Stated problem =>
Pick out all lines in the listing holding the string "officer" and copy them.

>> Start Data to use

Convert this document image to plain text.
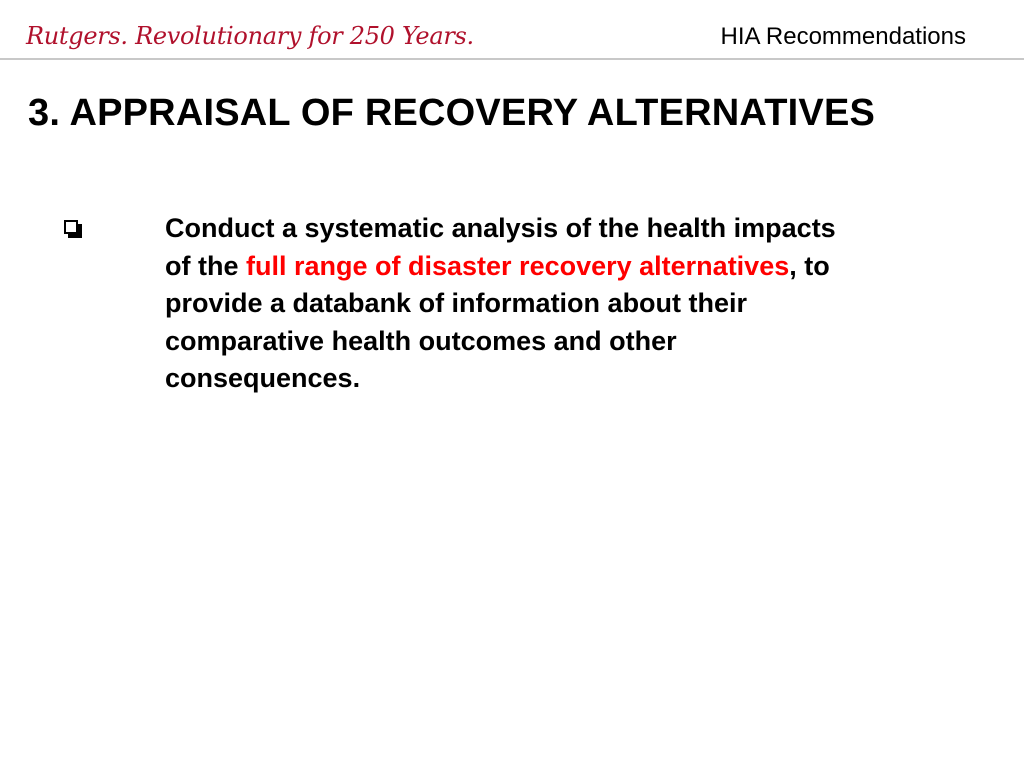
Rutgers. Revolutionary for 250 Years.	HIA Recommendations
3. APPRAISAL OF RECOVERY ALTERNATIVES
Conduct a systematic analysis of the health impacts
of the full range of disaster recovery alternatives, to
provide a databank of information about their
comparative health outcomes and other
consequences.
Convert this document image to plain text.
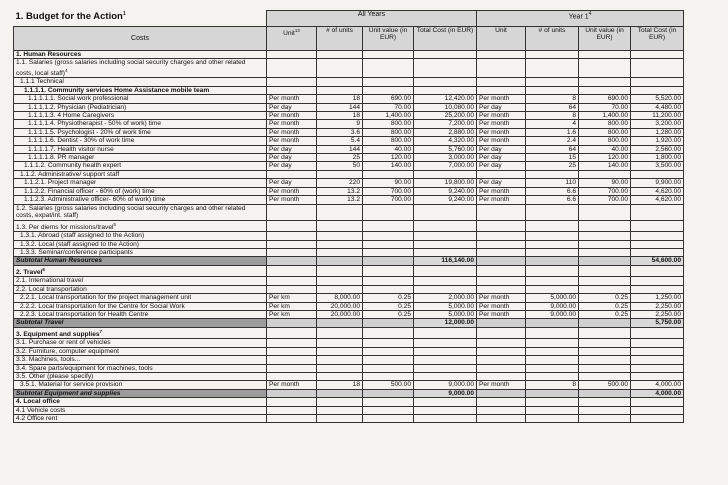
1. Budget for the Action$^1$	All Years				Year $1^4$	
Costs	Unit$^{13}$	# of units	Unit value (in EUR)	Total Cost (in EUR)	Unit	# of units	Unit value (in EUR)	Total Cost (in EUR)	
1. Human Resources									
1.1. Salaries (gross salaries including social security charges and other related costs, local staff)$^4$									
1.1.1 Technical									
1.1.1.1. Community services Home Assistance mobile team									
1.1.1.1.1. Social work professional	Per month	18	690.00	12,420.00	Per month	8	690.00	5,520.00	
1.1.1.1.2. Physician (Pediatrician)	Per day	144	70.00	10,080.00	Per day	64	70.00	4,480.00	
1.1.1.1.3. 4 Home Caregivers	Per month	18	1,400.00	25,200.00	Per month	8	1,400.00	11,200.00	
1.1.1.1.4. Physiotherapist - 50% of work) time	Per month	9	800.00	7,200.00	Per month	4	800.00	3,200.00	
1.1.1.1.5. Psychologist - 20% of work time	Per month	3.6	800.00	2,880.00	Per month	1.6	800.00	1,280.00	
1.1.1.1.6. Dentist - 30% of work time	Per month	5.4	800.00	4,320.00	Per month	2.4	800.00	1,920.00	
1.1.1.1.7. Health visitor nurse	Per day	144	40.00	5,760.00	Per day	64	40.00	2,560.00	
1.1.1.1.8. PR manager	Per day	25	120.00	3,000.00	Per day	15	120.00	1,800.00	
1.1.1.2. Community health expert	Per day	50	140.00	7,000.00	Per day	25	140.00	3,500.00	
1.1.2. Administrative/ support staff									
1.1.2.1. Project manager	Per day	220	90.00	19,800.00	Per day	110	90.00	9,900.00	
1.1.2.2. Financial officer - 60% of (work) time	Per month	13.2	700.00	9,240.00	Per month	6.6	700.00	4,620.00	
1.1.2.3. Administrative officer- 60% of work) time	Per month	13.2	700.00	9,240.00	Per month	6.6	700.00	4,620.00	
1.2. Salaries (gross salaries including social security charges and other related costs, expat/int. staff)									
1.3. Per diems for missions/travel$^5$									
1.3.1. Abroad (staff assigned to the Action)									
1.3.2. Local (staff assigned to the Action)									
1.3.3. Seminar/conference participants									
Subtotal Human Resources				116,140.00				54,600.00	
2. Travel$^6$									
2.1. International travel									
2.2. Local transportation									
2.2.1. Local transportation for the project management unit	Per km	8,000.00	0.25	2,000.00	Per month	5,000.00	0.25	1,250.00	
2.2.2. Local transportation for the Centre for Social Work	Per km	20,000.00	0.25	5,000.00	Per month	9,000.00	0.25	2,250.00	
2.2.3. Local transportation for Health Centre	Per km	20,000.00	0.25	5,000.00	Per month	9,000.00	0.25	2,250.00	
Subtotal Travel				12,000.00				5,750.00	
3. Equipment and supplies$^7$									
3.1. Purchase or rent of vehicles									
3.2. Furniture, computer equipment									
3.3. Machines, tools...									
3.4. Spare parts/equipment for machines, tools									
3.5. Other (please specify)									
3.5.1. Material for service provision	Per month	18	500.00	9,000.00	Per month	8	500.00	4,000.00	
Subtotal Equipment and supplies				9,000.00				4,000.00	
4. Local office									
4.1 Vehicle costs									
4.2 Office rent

>> End Data to use

Exercise result =>
1.1.2.2. Financial officer - 60% of (work) time	Per month	13.2	700.00	9,240.00	Per month	6.6	700.00	4,620.00	
1.1.2.3. Administrative officer- 60% of work) time	Per month	13.2	700.00	9,240.00	Per month	6.6	700.00	4,620.00	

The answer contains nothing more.